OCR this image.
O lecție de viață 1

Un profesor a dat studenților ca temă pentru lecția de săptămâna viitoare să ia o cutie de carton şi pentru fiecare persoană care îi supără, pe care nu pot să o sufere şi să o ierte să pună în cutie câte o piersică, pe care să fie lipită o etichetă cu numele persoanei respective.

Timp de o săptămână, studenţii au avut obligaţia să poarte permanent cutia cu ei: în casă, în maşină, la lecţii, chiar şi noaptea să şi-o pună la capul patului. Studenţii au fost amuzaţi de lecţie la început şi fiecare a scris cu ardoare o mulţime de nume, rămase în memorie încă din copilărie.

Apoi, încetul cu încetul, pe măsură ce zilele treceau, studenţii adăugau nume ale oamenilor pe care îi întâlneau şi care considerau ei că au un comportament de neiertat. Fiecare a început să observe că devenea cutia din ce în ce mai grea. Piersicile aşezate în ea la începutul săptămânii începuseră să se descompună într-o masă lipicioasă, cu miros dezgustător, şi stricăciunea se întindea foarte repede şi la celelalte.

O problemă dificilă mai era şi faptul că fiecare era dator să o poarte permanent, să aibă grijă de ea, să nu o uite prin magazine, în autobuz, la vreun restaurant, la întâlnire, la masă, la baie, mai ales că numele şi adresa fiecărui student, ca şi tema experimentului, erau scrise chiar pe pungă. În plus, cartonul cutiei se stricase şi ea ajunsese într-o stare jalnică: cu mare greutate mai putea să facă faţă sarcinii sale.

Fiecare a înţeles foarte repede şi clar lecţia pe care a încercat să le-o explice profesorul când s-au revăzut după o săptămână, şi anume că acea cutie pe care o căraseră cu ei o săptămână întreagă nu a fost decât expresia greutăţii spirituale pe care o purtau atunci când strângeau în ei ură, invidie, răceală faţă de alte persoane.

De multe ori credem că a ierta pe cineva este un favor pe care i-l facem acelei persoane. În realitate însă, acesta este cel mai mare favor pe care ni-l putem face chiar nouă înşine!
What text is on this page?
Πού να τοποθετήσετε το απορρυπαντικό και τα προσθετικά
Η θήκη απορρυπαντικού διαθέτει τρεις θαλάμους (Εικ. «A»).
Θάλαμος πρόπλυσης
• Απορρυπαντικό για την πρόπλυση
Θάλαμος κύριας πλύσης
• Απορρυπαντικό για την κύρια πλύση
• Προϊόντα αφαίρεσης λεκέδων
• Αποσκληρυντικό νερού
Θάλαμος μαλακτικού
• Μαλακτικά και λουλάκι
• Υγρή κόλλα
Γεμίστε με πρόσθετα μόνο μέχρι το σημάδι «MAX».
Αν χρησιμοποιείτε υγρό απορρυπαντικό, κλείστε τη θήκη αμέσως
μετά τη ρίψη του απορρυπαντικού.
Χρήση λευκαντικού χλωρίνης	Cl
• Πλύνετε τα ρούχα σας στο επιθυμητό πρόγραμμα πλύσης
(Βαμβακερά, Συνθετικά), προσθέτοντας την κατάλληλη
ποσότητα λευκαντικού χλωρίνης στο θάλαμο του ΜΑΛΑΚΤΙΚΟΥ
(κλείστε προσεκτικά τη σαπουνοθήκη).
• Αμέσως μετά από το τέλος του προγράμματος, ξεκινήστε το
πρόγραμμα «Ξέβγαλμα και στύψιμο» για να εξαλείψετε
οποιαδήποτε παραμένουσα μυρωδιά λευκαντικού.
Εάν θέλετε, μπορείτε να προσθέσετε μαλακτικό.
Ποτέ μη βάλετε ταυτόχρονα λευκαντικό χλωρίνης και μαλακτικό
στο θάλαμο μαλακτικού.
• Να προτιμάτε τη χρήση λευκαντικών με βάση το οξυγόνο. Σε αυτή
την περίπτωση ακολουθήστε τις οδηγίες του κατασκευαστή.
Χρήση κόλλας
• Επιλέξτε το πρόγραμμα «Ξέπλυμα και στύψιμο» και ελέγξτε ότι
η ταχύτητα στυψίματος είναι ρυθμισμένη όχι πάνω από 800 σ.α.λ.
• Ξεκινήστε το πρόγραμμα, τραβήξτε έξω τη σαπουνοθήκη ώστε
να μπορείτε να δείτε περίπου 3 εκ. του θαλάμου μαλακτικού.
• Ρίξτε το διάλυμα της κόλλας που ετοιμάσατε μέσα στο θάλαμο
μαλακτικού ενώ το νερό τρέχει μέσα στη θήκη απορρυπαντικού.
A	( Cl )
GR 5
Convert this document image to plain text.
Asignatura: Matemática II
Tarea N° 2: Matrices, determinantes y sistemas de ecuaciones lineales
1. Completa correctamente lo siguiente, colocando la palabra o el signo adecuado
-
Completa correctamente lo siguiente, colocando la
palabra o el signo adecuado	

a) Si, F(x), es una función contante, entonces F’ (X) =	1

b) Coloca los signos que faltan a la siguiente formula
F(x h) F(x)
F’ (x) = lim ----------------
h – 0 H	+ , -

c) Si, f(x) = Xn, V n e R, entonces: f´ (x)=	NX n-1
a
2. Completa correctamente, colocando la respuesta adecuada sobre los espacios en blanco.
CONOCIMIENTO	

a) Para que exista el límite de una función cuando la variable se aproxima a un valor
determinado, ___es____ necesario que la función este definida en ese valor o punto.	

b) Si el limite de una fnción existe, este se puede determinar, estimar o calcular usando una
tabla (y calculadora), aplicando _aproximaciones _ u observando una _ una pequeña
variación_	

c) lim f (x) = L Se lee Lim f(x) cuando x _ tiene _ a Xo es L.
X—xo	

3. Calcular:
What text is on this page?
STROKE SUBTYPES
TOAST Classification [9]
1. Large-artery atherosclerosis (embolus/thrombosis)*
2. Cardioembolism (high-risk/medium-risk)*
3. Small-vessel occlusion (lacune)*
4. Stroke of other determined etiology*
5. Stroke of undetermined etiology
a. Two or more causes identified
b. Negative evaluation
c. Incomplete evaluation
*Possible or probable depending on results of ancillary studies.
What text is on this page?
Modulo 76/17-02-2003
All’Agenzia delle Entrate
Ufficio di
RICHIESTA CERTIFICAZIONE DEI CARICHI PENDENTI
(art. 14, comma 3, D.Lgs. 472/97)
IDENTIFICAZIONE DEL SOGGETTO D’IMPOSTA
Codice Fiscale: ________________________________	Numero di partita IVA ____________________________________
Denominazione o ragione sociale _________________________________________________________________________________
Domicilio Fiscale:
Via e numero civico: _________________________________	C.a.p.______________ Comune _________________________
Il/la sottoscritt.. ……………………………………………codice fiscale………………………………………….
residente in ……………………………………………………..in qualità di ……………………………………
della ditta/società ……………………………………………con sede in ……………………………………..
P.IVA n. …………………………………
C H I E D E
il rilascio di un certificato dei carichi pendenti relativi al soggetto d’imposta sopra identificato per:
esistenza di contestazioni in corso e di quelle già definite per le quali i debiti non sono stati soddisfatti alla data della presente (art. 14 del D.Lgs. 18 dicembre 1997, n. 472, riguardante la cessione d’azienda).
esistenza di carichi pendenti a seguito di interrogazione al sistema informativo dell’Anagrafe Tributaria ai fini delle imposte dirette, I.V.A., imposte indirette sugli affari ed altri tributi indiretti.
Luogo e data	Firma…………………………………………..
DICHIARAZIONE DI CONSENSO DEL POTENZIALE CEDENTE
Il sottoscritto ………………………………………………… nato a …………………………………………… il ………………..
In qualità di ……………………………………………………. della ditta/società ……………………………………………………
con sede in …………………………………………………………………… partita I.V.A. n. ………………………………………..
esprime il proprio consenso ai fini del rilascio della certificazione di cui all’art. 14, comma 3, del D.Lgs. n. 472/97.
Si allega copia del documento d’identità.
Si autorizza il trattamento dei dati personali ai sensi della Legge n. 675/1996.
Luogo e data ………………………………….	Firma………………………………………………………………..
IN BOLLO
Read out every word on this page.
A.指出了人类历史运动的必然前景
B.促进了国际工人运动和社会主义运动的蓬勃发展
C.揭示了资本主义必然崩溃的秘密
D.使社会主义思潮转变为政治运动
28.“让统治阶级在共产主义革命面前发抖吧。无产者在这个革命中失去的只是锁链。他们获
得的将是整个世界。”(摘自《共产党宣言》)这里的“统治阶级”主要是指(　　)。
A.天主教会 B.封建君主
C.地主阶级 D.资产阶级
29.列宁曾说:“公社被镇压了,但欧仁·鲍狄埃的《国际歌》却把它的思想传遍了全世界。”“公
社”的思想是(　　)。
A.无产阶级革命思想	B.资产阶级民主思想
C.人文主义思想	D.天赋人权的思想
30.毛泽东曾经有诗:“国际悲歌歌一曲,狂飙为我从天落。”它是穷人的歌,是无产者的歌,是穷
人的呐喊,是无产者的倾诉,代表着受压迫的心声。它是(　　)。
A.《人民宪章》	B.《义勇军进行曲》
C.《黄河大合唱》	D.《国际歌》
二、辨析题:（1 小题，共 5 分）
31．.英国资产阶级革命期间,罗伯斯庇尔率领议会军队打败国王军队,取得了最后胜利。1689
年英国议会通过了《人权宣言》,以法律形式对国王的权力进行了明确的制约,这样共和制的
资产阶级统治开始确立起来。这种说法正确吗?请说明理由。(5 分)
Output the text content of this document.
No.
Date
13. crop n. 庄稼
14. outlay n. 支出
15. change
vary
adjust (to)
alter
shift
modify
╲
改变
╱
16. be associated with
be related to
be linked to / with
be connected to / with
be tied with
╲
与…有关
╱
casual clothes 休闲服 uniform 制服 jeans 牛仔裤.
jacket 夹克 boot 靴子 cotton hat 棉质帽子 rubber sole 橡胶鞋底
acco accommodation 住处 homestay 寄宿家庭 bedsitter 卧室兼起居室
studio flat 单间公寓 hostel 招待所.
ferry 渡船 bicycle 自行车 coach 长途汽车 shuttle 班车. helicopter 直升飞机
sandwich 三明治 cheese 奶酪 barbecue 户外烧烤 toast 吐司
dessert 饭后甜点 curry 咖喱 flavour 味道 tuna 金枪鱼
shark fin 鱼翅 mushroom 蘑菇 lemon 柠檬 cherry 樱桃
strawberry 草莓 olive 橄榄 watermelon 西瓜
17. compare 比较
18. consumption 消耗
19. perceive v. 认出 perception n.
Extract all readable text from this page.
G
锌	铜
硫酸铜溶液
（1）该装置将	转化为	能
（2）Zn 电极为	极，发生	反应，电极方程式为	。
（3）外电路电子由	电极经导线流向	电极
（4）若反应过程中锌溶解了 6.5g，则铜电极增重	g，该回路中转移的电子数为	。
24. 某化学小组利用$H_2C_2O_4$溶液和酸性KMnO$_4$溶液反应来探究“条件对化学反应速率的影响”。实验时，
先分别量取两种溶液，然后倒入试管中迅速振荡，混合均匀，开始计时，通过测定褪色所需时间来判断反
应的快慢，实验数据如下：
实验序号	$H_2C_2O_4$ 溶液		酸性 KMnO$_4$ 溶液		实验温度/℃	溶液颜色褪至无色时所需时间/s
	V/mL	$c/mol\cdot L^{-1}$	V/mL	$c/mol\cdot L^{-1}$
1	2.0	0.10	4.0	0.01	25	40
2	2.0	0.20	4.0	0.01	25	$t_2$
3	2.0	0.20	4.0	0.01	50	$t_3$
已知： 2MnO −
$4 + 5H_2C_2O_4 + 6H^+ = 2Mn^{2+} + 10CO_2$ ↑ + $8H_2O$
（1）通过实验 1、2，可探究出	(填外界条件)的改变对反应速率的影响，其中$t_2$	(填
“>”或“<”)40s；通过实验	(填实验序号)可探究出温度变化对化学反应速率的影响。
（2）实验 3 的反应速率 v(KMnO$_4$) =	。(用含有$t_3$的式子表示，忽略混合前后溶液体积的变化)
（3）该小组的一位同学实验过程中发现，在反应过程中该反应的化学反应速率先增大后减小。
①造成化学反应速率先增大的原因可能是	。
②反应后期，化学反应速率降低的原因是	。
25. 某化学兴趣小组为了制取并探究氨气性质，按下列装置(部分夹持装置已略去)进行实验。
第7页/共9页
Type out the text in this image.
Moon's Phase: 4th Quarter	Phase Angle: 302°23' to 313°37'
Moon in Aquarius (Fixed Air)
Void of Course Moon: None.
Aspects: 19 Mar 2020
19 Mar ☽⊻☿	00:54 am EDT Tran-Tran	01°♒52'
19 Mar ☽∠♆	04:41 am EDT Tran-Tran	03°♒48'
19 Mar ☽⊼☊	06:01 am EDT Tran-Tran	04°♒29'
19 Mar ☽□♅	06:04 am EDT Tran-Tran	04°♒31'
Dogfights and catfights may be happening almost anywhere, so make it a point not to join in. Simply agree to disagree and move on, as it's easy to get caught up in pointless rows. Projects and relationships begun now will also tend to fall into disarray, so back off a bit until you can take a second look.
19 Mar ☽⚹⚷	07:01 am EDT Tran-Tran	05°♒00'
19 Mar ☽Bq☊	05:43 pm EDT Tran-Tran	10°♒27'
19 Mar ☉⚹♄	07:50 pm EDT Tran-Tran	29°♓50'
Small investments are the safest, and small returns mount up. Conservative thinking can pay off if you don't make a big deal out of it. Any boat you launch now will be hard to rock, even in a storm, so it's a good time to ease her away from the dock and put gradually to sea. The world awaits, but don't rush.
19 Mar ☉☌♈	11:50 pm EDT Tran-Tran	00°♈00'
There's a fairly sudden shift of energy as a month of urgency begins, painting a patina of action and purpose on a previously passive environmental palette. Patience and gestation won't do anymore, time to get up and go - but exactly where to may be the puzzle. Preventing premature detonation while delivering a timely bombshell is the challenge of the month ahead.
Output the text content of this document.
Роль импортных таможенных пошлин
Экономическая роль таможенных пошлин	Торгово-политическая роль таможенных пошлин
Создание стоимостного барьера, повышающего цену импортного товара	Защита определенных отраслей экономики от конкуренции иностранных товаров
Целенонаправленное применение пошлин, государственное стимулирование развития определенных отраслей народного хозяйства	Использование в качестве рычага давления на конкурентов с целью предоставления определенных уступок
■ ■ ■ ■
Find the word "qualità" in the entries, and copy every line it shows up in.

**Result of the exercise:**
residente in ……………………………………………………..in qualità di ……………………………………
In qualità di ……………………………………………………. della ditta/società ……………………………………………………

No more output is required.